[begin Material shown]

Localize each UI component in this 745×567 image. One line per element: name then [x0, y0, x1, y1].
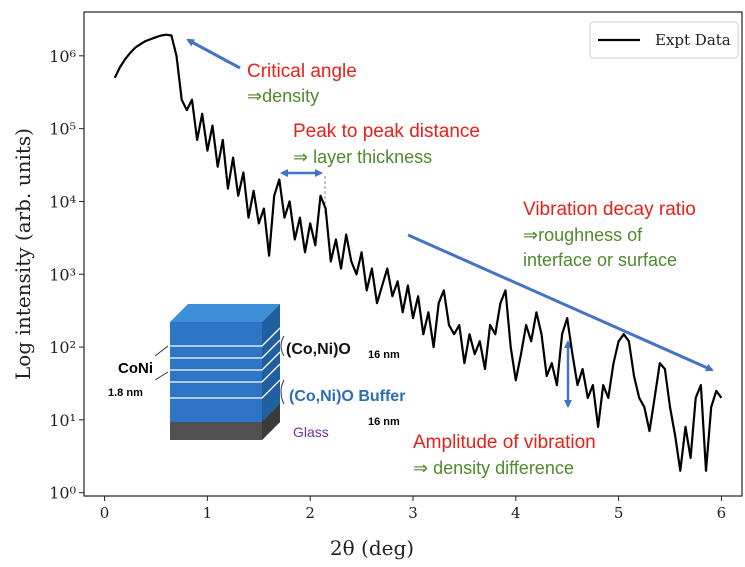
annotation: Amplitude of vibration	[413, 432, 596, 453]
inset-label: (Co,Ni)O Buffer	[289, 388, 405, 405]
x-tick-label: 3	[408, 504, 418, 522]
inset-label: CoNi	[118, 360, 153, 377]
x-tick-label: 1	[203, 504, 213, 522]
annotation: ⇒roughness of	[523, 225, 643, 245]
y-tick-label: 10¹	[49, 411, 76, 430]
annotation-arrows	[186, 38, 714, 408]
inset-label: Glass	[293, 424, 329, 440]
y-tick-label: 10⁴	[49, 192, 76, 211]
x-tick-label: 6	[717, 504, 727, 522]
y-tick-label: 10⁵	[49, 120, 76, 139]
x-tick-label: 4	[511, 504, 521, 522]
annotation: Critical angle	[247, 61, 357, 82]
annotation: ⇒density	[247, 86, 319, 106]
y-tick-label: 10²	[49, 338, 76, 357]
y-tick-label: 10⁶	[49, 47, 76, 66]
inset-label: (Co,Ni)O	[286, 341, 351, 358]
annotation: ⇒ layer thickness	[293, 147, 432, 167]
y-axis-label: Log intensity (arb. units)	[11, 128, 35, 380]
inset-label: 16 nm	[368, 349, 400, 361]
annotation: Vibration decay ratio	[523, 199, 696, 220]
inset-label: 16 nm	[368, 416, 400, 428]
inset-label: 1.8 nm	[108, 387, 143, 399]
data-line	[113, 33, 723, 472]
legend-label: Expt Data	[655, 31, 731, 49]
y-tick-label: 10⁰	[49, 484, 76, 503]
x-axis-label: 2θ (deg)	[330, 536, 414, 560]
x-tick-label: 5	[614, 504, 624, 522]
x-tick-label: 0	[100, 504, 110, 522]
annotation: interface or surface	[523, 250, 677, 270]
legend	[589, 21, 739, 59]
annotation: ⇒ density difference	[413, 458, 574, 478]
x-tick-label: 2	[305, 504, 315, 522]
annotation: Peak to peak distance	[293, 121, 480, 142]
layer-schematic	[154, 304, 285, 440]
y-tick-label: 10³	[49, 265, 76, 284]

[end Material shown]

> Task to carry out
Retype every line of the listing above word for word, leaving out the pictures.

> Written response
Localize each UI component in this 745×567 image. One line per element: name then [x0, y0, x1, y1].
annotation: Amplitude of vibration	[413, 432, 596, 453]
inset-label: (Co,Ni)O Buffer	[289, 388, 405, 405]
x-tick-label: 3	[408, 504, 418, 522]
inset-label: CoNi	[118, 360, 153, 377]
x-tick-label: 1	[203, 504, 213, 522]
annotation: ⇒roughness of	[523, 225, 643, 245]
y-tick-label: 10¹	[49, 411, 76, 430]
annotation-arrows	[186, 38, 714, 408]
inset-label: Glass	[293, 424, 329, 440]
y-tick-label: 10⁴	[49, 192, 76, 211]
x-tick-label: 6	[717, 504, 727, 522]
y-tick-label: 10⁵	[49, 120, 76, 139]
x-tick-label: 4	[511, 504, 521, 522]
annotation: Critical angle	[247, 61, 357, 82]
annotation: ⇒density	[247, 86, 319, 106]
y-tick-label: 10²	[49, 338, 76, 357]
y-tick-label: 10⁶	[49, 47, 76, 66]
inset-label: (Co,Ni)O	[286, 341, 351, 358]
annotation: ⇒ layer thickness	[293, 147, 432, 167]
y-axis-label: Log intensity (arb. units)	[11, 128, 35, 380]
inset-label: 16 nm	[368, 349, 400, 361]
annotation: Vibration decay ratio	[523, 199, 696, 220]
inset-label: 16 nm	[368, 416, 400, 428]
inset-label: 1.8 nm	[108, 387, 143, 399]
data-line	[113, 33, 723, 472]
legend-label: Expt Data	[655, 31, 731, 49]
y-tick-label: 10⁰	[49, 484, 76, 503]
x-axis-label: 2θ (deg)	[330, 536, 414, 560]
x-tick-label: 5	[614, 504, 624, 522]
x-tick-label: 0	[100, 504, 110, 522]
annotation: interface or surface	[523, 250, 677, 270]
legend	[589, 21, 739, 59]
annotation: ⇒ density difference	[413, 458, 574, 478]
x-tick-label: 2	[305, 504, 315, 522]
annotation: Peak to peak distance	[293, 121, 480, 142]
layer-schematic	[154, 304, 285, 440]
y-tick-label: 10³	[49, 265, 76, 284]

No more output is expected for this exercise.